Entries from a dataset
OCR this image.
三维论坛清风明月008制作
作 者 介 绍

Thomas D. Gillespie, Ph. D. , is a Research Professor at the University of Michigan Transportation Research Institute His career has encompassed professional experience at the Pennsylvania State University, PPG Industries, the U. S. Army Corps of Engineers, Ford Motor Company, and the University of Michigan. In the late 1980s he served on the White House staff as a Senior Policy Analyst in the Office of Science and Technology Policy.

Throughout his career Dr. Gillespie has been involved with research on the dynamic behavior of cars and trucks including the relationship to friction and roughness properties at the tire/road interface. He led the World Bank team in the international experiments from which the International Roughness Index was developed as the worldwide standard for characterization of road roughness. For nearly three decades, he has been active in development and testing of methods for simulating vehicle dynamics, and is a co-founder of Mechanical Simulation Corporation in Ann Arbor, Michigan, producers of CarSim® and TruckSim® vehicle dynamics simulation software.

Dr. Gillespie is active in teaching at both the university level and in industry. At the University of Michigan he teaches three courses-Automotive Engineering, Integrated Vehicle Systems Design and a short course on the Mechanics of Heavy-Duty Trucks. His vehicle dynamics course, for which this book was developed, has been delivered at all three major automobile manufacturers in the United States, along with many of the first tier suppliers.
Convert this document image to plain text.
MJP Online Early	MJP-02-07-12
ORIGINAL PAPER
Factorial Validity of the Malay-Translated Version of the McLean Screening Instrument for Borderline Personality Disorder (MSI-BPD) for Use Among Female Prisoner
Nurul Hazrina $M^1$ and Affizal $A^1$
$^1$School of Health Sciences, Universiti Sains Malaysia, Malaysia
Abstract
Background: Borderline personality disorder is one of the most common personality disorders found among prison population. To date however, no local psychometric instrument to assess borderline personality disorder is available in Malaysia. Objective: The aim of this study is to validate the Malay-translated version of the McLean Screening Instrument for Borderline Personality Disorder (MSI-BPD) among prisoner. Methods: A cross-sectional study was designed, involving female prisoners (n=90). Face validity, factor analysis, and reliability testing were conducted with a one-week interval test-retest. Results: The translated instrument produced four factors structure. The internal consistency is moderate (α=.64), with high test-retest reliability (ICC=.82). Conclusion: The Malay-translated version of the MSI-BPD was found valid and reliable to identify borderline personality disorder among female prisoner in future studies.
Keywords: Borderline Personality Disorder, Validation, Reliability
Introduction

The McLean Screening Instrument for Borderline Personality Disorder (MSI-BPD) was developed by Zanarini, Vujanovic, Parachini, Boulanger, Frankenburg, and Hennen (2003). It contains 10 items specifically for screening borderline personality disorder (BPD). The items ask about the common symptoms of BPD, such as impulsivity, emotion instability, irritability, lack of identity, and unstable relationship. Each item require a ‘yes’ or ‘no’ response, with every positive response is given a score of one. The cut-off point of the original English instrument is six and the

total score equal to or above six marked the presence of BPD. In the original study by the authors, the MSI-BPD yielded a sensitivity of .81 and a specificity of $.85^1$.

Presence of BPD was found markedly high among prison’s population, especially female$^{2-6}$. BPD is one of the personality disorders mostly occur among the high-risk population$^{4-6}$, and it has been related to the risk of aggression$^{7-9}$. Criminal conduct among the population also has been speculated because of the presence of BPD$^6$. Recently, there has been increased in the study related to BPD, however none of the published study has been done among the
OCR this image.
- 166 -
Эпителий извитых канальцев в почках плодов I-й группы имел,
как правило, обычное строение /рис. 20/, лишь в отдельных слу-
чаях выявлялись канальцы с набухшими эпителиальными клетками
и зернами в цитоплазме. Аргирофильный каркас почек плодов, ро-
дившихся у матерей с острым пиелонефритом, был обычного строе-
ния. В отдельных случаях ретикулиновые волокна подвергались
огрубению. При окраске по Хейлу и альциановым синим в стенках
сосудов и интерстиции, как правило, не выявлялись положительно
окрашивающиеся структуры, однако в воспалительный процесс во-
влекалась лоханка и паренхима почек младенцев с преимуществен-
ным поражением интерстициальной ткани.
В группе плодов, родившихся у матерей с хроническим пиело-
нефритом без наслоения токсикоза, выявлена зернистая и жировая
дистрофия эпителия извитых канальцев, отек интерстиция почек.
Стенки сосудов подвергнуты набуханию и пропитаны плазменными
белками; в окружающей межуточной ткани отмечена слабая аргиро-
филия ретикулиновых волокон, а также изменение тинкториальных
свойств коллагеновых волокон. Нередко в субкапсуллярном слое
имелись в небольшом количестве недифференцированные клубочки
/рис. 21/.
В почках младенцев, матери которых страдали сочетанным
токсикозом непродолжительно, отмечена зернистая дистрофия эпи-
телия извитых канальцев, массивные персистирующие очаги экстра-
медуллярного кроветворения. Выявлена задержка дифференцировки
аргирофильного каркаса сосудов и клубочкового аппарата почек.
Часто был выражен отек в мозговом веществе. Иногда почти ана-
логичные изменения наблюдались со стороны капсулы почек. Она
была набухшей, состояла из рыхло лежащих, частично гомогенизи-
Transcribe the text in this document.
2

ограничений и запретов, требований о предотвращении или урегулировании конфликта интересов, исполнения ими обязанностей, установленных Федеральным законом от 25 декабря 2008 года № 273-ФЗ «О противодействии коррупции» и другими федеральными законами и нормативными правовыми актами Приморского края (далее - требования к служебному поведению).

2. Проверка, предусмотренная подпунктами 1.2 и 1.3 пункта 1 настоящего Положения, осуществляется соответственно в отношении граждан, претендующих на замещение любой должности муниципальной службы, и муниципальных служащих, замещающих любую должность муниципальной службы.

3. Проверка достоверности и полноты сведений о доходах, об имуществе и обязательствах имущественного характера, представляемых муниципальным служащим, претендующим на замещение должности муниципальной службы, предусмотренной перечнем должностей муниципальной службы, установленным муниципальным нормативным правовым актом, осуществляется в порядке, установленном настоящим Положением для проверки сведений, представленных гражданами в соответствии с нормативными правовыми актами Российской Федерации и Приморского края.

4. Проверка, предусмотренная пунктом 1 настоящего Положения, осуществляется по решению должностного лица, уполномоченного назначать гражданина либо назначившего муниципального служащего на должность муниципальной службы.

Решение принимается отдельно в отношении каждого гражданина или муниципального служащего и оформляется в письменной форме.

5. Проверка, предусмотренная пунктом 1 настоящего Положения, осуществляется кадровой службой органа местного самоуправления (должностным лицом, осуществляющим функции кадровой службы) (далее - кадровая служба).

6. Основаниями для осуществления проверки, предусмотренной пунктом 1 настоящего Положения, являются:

Requirement:
All of the data needs to be reproduced exactly, with no line missing.

Correct answer:
OCR this image.
三维论坛清风明月008制作
作 者 介 绍

Thomas D. Gillespie, Ph. D. , is a Research Professor at the University of Michigan Transportation Research Institute His career has encompassed professional experience at the Pennsylvania State University, PPG Industries, the U. S. Army Corps of Engineers, Ford Motor Company, and the University of Michigan. In the late 1980s he served on the White House staff as a Senior Policy Analyst in the Office of Science and Technology Policy.

Throughout his career Dr. Gillespie has been involved with research on the dynamic behavior of cars and trucks including the relationship to friction and roughness properties at the tire/road interface. He led the World Bank team in the international experiments from which the International Roughness Index was developed as the worldwide standard for characterization of road roughness. For nearly three decades, he has been active in development and testing of methods for simulating vehicle dynamics, and is a co-founder of Mechanical Simulation Corporation in Ann Arbor, Michigan, producers of CarSim® and TruckSim® vehicle dynamics simulation software.

Dr. Gillespie is active in teaching at both the university level and in industry. At the University of Michigan he teaches three courses-Automotive Engineering, Integrated Vehicle Systems Design and a short course on the Mechanics of Heavy-Duty Trucks. His vehicle dynamics course, for which this book was developed, has been delivered at all three major automobile manufacturers in the United States, along with many of the first tier suppliers.
Convert this document image to plain text.
MJP Online Early	MJP-02-07-12
ORIGINAL PAPER
Factorial Validity of the Malay-Translated Version of the McLean Screening Instrument for Borderline Personality Disorder (MSI-BPD) for Use Among Female Prisoner
Nurul Hazrina $M^1$ and Affizal $A^1$
$^1$School of Health Sciences, Universiti Sains Malaysia, Malaysia
Abstract
Background: Borderline personality disorder is one of the most common personality disorders found among prison population. To date however, no local psychometric instrument to assess borderline personality disorder is available in Malaysia. Objective: The aim of this study is to validate the Malay-translated version of the McLean Screening Instrument for Borderline Personality Disorder (MSI-BPD) among prisoner. Methods: A cross-sectional study was designed, involving female prisoners (n=90). Face validity, factor analysis, and reliability testing were conducted with a one-week interval test-retest. Results: The translated instrument produced four factors structure. The internal consistency is moderate (α=.64), with high test-retest reliability (ICC=.82). Conclusion: The Malay-translated version of the MSI-BPD was found valid and reliable to identify borderline personality disorder among female prisoner in future studies.
Keywords: Borderline Personality Disorder, Validation, Reliability
Introduction

The McLean Screening Instrument for Borderline Personality Disorder (MSI-BPD) was developed by Zanarini, Vujanovic, Parachini, Boulanger, Frankenburg, and Hennen (2003). It contains 10 items specifically for screening borderline personality disorder (BPD). The items ask about the common symptoms of BPD, such as impulsivity, emotion instability, irritability, lack of identity, and unstable relationship. Each item require a ‘yes’ or ‘no’ response, with every positive response is given a score of one. The cut-off point of the original English instrument is six and the

total score equal to or above six marked the presence of BPD. In the original study by the authors, the MSI-BPD yielded a sensitivity of .81 and a specificity of $.85^1$.

Presence of BPD was found markedly high among prison’s population, especially female$^{2-6}$. BPD is one of the personality disorders mostly occur among the high-risk population$^{4-6}$, and it has been related to the risk of aggression$^{7-9}$. Criminal conduct among the population also has been speculated because of the presence of BPD$^6$. Recently, there has been increased in the study related to BPD, however none of the published study has been done among the
OCR this image.
- 166 -
Эпителий извитых канальцев в почках плодов I-й группы имел,
как правило, обычное строение /рис. 20/, лишь в отдельных слу-
чаях выявлялись канальцы с набухшими эпителиальными клетками
и зернами в цитоплазме. Аргирофильный каркас почек плодов, ро-
дившихся у матерей с острым пиелонефритом, был обычного строе-
ния. В отдельных случаях ретикулиновые волокна подвергались
огрубению. При окраске по Хейлу и альциановым синим в стенках
сосудов и интерстиции, как правило, не выявлялись положительно
окрашивающиеся структуры, однако в воспалительный процесс во-
влекалась лоханка и паренхима почек младенцев с преимуществен-
ным поражением интерстициальной ткани.
В группе плодов, родившихся у матерей с хроническим пиело-
нефритом без наслоения токсикоза, выявлена зернистая и жировая
дистрофия эпителия извитых канальцев, отек интерстиция почек.
Стенки сосудов подвергнуты набуханию и пропитаны плазменными
белками; в окружающей межуточной ткани отмечена слабая аргиро-
филия ретикулиновых волокон, а также изменение тинкториальных
свойств коллагеновых волокон. Нередко в субкапсуллярном слое
имелись в небольшом количестве недифференцированные клубочки
/рис. 21/.
В почках младенцев, матери которых страдали сочетанным
токсикозом непродолжительно, отмечена зернистая дистрофия эпи-
телия извитых канальцев, массивные персистирующие очаги экстра-
медуллярного кроветворения. Выявлена задержка дифференцировки
аргирофильного каркаса сосудов и клубочкового аппарата почек.
Часто был выражен отек в мозговом веществе. Иногда почти ана-
логичные изменения наблюдались со стороны капсулы почек. Она
была набухшей, состояла из рыхло лежащих, частично гомогенизи-
Transcribe the text in this document.
2

ограничений и запретов, требований о предотвращении или урегулировании конфликта интересов, исполнения ими обязанностей, установленных Федеральным законом от 25 декабря 2008 года № 273-ФЗ «О противодействии коррупции» и другими федеральными законами и нормативными правовыми актами Приморского края (далее - требования к служебному поведению).

2. Проверка, предусмотренная подпунктами 1.2 и 1.3 пункта 1 настоящего Положения, осуществляется соответственно в отношении граждан, претендующих на замещение любой должности муниципальной службы, и муниципальных служащих, замещающих любую должность муниципальной службы.

3. Проверка достоверности и полноты сведений о доходах, об имуществе и обязательствах имущественного характера, представляемых муниципальным служащим, претендующим на замещение должности муниципальной службы, предусмотренной перечнем должностей муниципальной службы, установленным муниципальным нормативным правовым актом, осуществляется в порядке, установленном настоящим Положением для проверки сведений, представленных гражданами в соответствии с нормативными правовыми актами Российской Федерации и Приморского края.

4. Проверка, предусмотренная пунктом 1 настоящего Положения, осуществляется по решению должностного лица, уполномоченного назначать гражданина либо назначившего муниципального служащего на должность муниципальной службы.

Решение принимается отдельно в отношении каждого гражданина или муниципального служащего и оформляется в письменной форме.

5. Проверка, предусмотренная пунктом 1 настоящего Положения, осуществляется кадровой службой органа местного самоуправления (должностным лицом, осуществляющим функции кадровой службы) (далее - кадровая служба).

6. Основаниями для осуществления проверки, предусмотренной пунктом 1 настоящего Положения, являются:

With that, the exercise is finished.